## BEGIN Source data

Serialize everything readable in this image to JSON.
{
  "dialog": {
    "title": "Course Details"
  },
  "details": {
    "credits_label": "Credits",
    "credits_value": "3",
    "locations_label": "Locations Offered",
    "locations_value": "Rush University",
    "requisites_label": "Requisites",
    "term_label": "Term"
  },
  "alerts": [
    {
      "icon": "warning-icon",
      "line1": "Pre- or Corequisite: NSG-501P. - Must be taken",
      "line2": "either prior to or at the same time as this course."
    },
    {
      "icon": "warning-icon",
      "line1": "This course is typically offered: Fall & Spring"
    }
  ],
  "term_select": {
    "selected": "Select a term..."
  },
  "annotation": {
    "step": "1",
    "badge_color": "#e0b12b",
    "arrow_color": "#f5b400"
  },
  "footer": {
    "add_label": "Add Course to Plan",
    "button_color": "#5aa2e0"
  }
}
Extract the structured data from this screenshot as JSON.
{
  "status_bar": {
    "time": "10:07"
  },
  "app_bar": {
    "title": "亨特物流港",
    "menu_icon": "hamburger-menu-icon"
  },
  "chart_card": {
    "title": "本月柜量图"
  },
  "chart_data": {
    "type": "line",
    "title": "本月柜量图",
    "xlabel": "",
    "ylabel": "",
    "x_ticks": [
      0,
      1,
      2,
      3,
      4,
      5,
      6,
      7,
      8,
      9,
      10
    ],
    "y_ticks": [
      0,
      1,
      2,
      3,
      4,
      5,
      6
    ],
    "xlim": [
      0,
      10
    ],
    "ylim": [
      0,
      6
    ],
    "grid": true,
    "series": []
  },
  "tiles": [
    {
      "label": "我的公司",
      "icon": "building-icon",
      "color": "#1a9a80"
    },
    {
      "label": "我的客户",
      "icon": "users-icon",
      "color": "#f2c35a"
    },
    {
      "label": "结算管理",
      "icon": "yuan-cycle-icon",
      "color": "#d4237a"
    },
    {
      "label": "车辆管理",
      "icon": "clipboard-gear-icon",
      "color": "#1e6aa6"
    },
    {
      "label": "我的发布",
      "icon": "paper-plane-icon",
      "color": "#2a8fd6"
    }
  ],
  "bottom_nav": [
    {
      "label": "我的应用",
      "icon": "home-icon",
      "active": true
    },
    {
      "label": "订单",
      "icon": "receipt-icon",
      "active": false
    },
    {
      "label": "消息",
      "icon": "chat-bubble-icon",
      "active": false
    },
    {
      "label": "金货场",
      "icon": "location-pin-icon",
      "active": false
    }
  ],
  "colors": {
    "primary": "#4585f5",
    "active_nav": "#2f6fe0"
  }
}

## END Source data
## BEGIN Source data

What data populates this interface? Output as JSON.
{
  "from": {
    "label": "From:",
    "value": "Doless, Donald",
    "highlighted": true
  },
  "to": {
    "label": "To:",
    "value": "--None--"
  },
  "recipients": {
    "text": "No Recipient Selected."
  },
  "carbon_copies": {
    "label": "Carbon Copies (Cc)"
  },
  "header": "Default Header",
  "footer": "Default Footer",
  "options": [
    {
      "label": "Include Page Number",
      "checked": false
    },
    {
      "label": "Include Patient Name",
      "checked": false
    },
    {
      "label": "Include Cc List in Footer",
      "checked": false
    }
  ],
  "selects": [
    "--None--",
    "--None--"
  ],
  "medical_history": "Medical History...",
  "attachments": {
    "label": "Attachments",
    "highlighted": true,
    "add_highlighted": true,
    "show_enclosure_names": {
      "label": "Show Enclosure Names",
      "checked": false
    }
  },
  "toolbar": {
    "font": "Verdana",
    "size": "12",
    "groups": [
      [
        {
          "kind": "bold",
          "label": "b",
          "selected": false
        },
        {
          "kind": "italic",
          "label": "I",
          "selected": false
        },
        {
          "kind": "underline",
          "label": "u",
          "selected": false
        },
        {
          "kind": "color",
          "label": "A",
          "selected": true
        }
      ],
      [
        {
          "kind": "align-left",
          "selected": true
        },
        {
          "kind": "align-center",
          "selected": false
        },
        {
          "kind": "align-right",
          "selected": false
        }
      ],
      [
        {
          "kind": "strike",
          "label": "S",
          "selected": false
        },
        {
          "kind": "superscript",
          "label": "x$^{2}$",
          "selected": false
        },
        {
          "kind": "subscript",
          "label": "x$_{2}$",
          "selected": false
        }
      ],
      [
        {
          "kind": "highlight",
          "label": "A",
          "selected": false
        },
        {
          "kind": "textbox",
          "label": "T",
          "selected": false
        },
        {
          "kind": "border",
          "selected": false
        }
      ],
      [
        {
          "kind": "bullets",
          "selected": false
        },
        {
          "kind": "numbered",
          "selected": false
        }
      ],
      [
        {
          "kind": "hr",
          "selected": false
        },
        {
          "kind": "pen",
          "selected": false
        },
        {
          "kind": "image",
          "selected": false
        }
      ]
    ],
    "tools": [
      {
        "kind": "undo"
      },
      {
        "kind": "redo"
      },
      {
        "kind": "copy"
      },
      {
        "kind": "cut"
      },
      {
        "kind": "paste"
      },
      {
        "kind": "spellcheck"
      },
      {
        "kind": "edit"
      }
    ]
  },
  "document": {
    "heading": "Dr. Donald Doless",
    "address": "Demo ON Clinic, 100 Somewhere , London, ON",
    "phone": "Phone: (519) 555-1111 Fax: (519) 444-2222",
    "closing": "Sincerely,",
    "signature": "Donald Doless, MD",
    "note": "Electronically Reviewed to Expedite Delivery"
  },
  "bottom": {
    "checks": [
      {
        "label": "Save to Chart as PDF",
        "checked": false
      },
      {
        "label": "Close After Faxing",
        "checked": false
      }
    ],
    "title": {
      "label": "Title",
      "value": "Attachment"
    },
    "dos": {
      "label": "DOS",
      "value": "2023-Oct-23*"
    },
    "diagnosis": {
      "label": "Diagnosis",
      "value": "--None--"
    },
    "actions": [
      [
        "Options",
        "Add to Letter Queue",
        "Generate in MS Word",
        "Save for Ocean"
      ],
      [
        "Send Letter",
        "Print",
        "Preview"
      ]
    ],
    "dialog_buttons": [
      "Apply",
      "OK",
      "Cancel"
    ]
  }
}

## END Source data

What is asked:
How many lines in these entries contain the string "icon"? State the number and nothing more.

Output of the task:
12